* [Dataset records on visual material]
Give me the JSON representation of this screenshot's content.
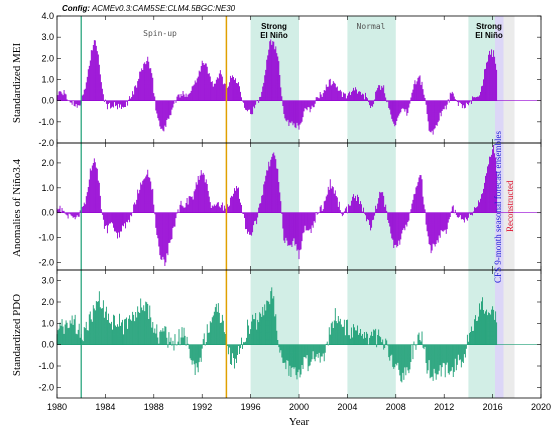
{
  "config_prefix": "Config:",
  "config_text": "ACMEv0.3:CAM5SE:CLM4.5BGC:NE30",
  "labels": {
    "spinup": "Spin-up",
    "normal": "Normal",
    "strong1_line1": "Strong",
    "strong1_line2": "El Niño",
    "strong2_line1": "Strong",
    "strong2_line2": "El Niño",
    "cfs": "CFS 9-month seasonal forecast ensembles",
    "reconstructed": "Reconstructed"
  },
  "colors": {
    "mei": "#9400d3",
    "nino": "#9400d3",
    "pdo": "#1a9e74",
    "shade": "#d2eee6",
    "cfs_band": "#dcd6f7",
    "recon_band": "#ebebeb",
    "cfs_text": "#1f1fd6",
    "recon_text": "#e0102f",
    "vline_teal": "#1a9e74",
    "vline_orange": "#e0a000"
  },
  "chart_data": {
    "type": "area",
    "title": "",
    "xlabel": "Year",
    "xlim": [
      1980,
      2020
    ],
    "xticks": [
      "1980",
      "1984",
      "1988",
      "1992",
      "1996",
      "2000",
      "2004",
      "2008",
      "2012",
      "2016",
      "2020"
    ],
    "shaded_periods": [
      [
        1996,
        2000
      ],
      [
        2004,
        2008
      ],
      [
        2014,
        2016.5
      ]
    ],
    "cfs_forecast_period": [
      2016.2,
      2017.8
    ],
    "reconstructed_period": [
      2016.9,
      2017.8
    ],
    "vertical_lines": [
      1982,
      1994
    ],
    "panels": [
      {
        "name": "mei",
        "ylabel": "Standardized MEI",
        "ylim": [
          -2.0,
          4.0
        ],
        "yticks": [
          "-2.0",
          "-1.0",
          "0.0",
          "1.0",
          "2.0",
          "3.0",
          "4.0"
        ],
        "points": [
          [
            1980,
            0.3
          ],
          [
            1980.5,
            0.4
          ],
          [
            1981,
            0.0
          ],
          [
            1981.5,
            -0.2
          ],
          [
            1982,
            -0.1
          ],
          [
            1982.4,
            0.8
          ],
          [
            1982.8,
            2.2
          ],
          [
            1983.1,
            2.9
          ],
          [
            1983.5,
            1.8
          ],
          [
            1983.8,
            0.2
          ],
          [
            1984.2,
            -0.3
          ],
          [
            1984.6,
            -0.2
          ],
          [
            1985,
            -0.3
          ],
          [
            1985.5,
            -0.4
          ],
          [
            1986,
            0.1
          ],
          [
            1986.5,
            0.6
          ],
          [
            1987,
            1.5
          ],
          [
            1987.5,
            2.0
          ],
          [
            1987.9,
            1.0
          ],
          [
            1988.2,
            -0.5
          ],
          [
            1988.6,
            -1.4
          ],
          [
            1989,
            -1.2
          ],
          [
            1989.5,
            -0.4
          ],
          [
            1990,
            0.2
          ],
          [
            1990.5,
            0.3
          ],
          [
            1991,
            0.4
          ],
          [
            1991.5,
            1.0
          ],
          [
            1992,
            1.8
          ],
          [
            1992.4,
            1.6
          ],
          [
            1992.8,
            0.8
          ],
          [
            1993.2,
            0.9
          ],
          [
            1993.5,
            1.3
          ],
          [
            1994,
            0.6
          ],
          [
            1994.5,
            1.2
          ],
          [
            1995,
            0.8
          ],
          [
            1995.5,
            -0.2
          ],
          [
            1996,
            -0.6
          ],
          [
            1996.4,
            -0.3
          ],
          [
            1996.9,
            0.3
          ],
          [
            1997.3,
            1.8
          ],
          [
            1997.6,
            2.9
          ],
          [
            1997.9,
            2.7
          ],
          [
            1998.3,
            2.1
          ],
          [
            1998.7,
            -0.5
          ],
          [
            1999.1,
            -1.1
          ],
          [
            1999.5,
            -1.0
          ],
          [
            2000,
            -1.3
          ],
          [
            2000.5,
            -0.5
          ],
          [
            2001,
            -0.4
          ],
          [
            2001.5,
            0.1
          ],
          [
            2002,
            0.4
          ],
          [
            2002.5,
            0.9
          ],
          [
            2003,
            0.8
          ],
          [
            2003.5,
            0.3
          ],
          [
            2004,
            0.2
          ],
          [
            2004.5,
            0.5
          ],
          [
            2005,
            0.4
          ],
          [
            2005.5,
            0.2
          ],
          [
            2006,
            -0.3
          ],
          [
            2006.5,
            0.6
          ],
          [
            2007,
            0.6
          ],
          [
            2007.5,
            -0.5
          ],
          [
            2008,
            -1.2
          ],
          [
            2008.5,
            -0.5
          ],
          [
            2009,
            -0.6
          ],
          [
            2009.5,
            0.8
          ],
          [
            2010,
            1.1
          ],
          [
            2010.4,
            0.2
          ],
          [
            2010.8,
            -1.6
          ],
          [
            2011.3,
            -1.3
          ],
          [
            2011.7,
            -0.6
          ],
          [
            2012.2,
            -0.3
          ],
          [
            2012.6,
            0.4
          ],
          [
            2013,
            -0.1
          ],
          [
            2013.5,
            -0.2
          ],
          [
            2014,
            -0.3
          ],
          [
            2014.5,
            0.2
          ],
          [
            2015,
            0.4
          ],
          [
            2015.4,
            1.5
          ],
          [
            2015.8,
            2.3
          ],
          [
            2016.1,
            2.2
          ],
          [
            2016.4,
            1.2
          ]
        ]
      },
      {
        "name": "nino",
        "ylabel": "Anomalies of Niño3.4",
        "ylim": [
          -2.3,
          2.8
        ],
        "yticks": [
          "-2.0",
          "-1.0",
          "0.0",
          "1.0",
          "2.0"
        ],
        "points": [
          [
            1980,
            0.3
          ],
          [
            1980.5,
            0.1
          ],
          [
            1981,
            -0.2
          ],
          [
            1981.5,
            -0.3
          ],
          [
            1982,
            0.0
          ],
          [
            1982.4,
            0.6
          ],
          [
            1982.8,
            1.8
          ],
          [
            1983.1,
            2.3
          ],
          [
            1983.5,
            1.1
          ],
          [
            1983.8,
            -0.4
          ],
          [
            1984.2,
            -0.7
          ],
          [
            1984.6,
            -0.4
          ],
          [
            1985,
            -1.0
          ],
          [
            1985.5,
            -0.6
          ],
          [
            1986,
            -0.4
          ],
          [
            1986.5,
            0.5
          ],
          [
            1987,
            1.3
          ],
          [
            1987.5,
            1.6
          ],
          [
            1987.9,
            1.0
          ],
          [
            1988.2,
            -0.8
          ],
          [
            1988.6,
            -1.8
          ],
          [
            1988.9,
            -2.0
          ],
          [
            1989.3,
            -1.3
          ],
          [
            1989.8,
            -0.3
          ],
          [
            1990.2,
            0.3
          ],
          [
            1990.7,
            0.4
          ],
          [
            1991.2,
            0.6
          ],
          [
            1991.7,
            1.4
          ],
          [
            1992,
            1.7
          ],
          [
            1992.4,
            1.2
          ],
          [
            1992.8,
            0.2
          ],
          [
            1993.2,
            0.3
          ],
          [
            1993.6,
            0.3
          ],
          [
            1994,
            0.1
          ],
          [
            1994.5,
            0.8
          ],
          [
            1994.9,
            1.1
          ],
          [
            1995.3,
            0.2
          ],
          [
            1995.7,
            -0.9
          ],
          [
            1996.1,
            -0.8
          ],
          [
            1996.5,
            -0.3
          ],
          [
            1997,
            0.8
          ],
          [
            1997.5,
            1.9
          ],
          [
            1997.9,
            2.4
          ],
          [
            1998.3,
            1.5
          ],
          [
            1998.7,
            -0.9
          ],
          [
            1999.1,
            -1.4
          ],
          [
            1999.6,
            -1.1
          ],
          [
            2000,
            -1.7
          ],
          [
            2000.5,
            -0.6
          ],
          [
            2001,
            -0.7
          ],
          [
            2001.5,
            0.0
          ],
          [
            2002,
            0.2
          ],
          [
            2002.6,
            1.2
          ],
          [
            2003,
            0.8
          ],
          [
            2003.5,
            0.0
          ],
          [
            2004,
            0.1
          ],
          [
            2004.6,
            0.7
          ],
          [
            2005,
            0.5
          ],
          [
            2005.5,
            -0.2
          ],
          [
            2006,
            -0.6
          ],
          [
            2006.5,
            0.5
          ],
          [
            2006.9,
            0.9
          ],
          [
            2007.3,
            -0.2
          ],
          [
            2007.9,
            -1.4
          ],
          [
            2008.3,
            -1.2
          ],
          [
            2008.8,
            -0.6
          ],
          [
            2009.3,
            0.2
          ],
          [
            2009.8,
            1.2
          ],
          [
            2010.1,
            1.5
          ],
          [
            2010.5,
            -0.4
          ],
          [
            2010.9,
            -1.5
          ],
          [
            2011.3,
            -1.2
          ],
          [
            2011.8,
            -0.8
          ],
          [
            2012.2,
            -0.7
          ],
          [
            2012.7,
            0.2
          ],
          [
            2013.1,
            -0.2
          ],
          [
            2013.6,
            -0.3
          ],
          [
            2014,
            -0.2
          ],
          [
            2014.6,
            0.2
          ],
          [
            2015,
            0.5
          ],
          [
            2015.4,
            1.3
          ],
          [
            2015.8,
            2.2
          ],
          [
            2016.1,
            2.6
          ],
          [
            2016.4,
            1.5
          ]
        ]
      },
      {
        "name": "pdo",
        "ylabel": "Standardized PDO",
        "ylim": [
          -2.5,
          3.5
        ],
        "yticks": [
          "-2.0",
          "-1.0",
          "0.0",
          "1.0",
          "2.0",
          "3.0"
        ],
        "points": [
          [
            1980,
            0.6
          ],
          [
            1980.5,
            0.9
          ],
          [
            1981,
            1.2
          ],
          [
            1981.5,
            1.0
          ],
          [
            1982,
            0.4
          ],
          [
            1982.5,
            0.8
          ],
          [
            1983,
            1.6
          ],
          [
            1983.5,
            2.3
          ],
          [
            1984,
            1.4
          ],
          [
            1984.5,
            1.0
          ],
          [
            1985,
            1.2
          ],
          [
            1985.5,
            0.7
          ],
          [
            1986,
            1.2
          ],
          [
            1986.5,
            1.5
          ],
          [
            1987,
            2.0
          ],
          [
            1987.5,
            1.8
          ],
          [
            1988,
            0.8
          ],
          [
            1988.5,
            0.4
          ],
          [
            1989,
            0.5
          ],
          [
            1989.5,
            -0.2
          ],
          [
            1990,
            0.3
          ],
          [
            1990.5,
            0.5
          ],
          [
            1991,
            -0.5
          ],
          [
            1991.4,
            -1.4
          ],
          [
            1991.8,
            -0.8
          ],
          [
            1992.3,
            0.5
          ],
          [
            1992.8,
            1.4
          ],
          [
            1993.3,
            1.6
          ],
          [
            1993.8,
            0.8
          ],
          [
            1994.3,
            -0.6
          ],
          [
            1994.8,
            -0.9
          ],
          [
            1995.3,
            0.2
          ],
          [
            1995.8,
            0.8
          ],
          [
            1996.3,
            1.1
          ],
          [
            1996.8,
            1.2
          ],
          [
            1997.3,
            1.9
          ],
          [
            1997.8,
            2.3
          ],
          [
            1998.2,
            0.7
          ],
          [
            1998.6,
            -0.8
          ],
          [
            1999.1,
            -1.0
          ],
          [
            1999.6,
            -1.3
          ],
          [
            2000.1,
            -1.1
          ],
          [
            2000.6,
            -0.9
          ],
          [
            2001.1,
            -0.6
          ],
          [
            2001.6,
            -0.7
          ],
          [
            2002.1,
            -0.4
          ],
          [
            2002.6,
            0.6
          ],
          [
            2003,
            1.4
          ],
          [
            2003.4,
            1.0
          ],
          [
            2003.8,
            0.8
          ],
          [
            2004.3,
            0.7
          ],
          [
            2004.8,
            0.6
          ],
          [
            2005.3,
            0.7
          ],
          [
            2005.8,
            0.2
          ],
          [
            2006.3,
            0.3
          ],
          [
            2006.8,
            0.4
          ],
          [
            2007.3,
            -0.2
          ],
          [
            2007.8,
            -0.8
          ],
          [
            2008.3,
            -1.3
          ],
          [
            2008.8,
            -1.5
          ],
          [
            2009.3,
            -0.5
          ],
          [
            2009.8,
            0.3
          ],
          [
            2010.2,
            0.4
          ],
          [
            2010.6,
            -1.1
          ],
          [
            2011.1,
            -1.3
          ],
          [
            2011.6,
            -1.4
          ],
          [
            2012.1,
            -1.2
          ],
          [
            2012.6,
            -1.4
          ],
          [
            2013.1,
            -0.8
          ],
          [
            2013.6,
            -0.6
          ],
          [
            2014.1,
            0.6
          ],
          [
            2014.6,
            1.3
          ],
          [
            2015.1,
            1.9
          ],
          [
            2015.6,
            1.4
          ],
          [
            2016.1,
            1.4
          ],
          [
            2016.4,
            1.1
          ]
        ]
      }
    ]
  }
}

* [PROBLEM]
Search the listing for the word "Standardized". Copy every line in which it occurs.

* [SOLUTION TO THIS PROBLEM]
        "ylabel": "Standardized MEI",
        "ylabel": "Standardized PDO",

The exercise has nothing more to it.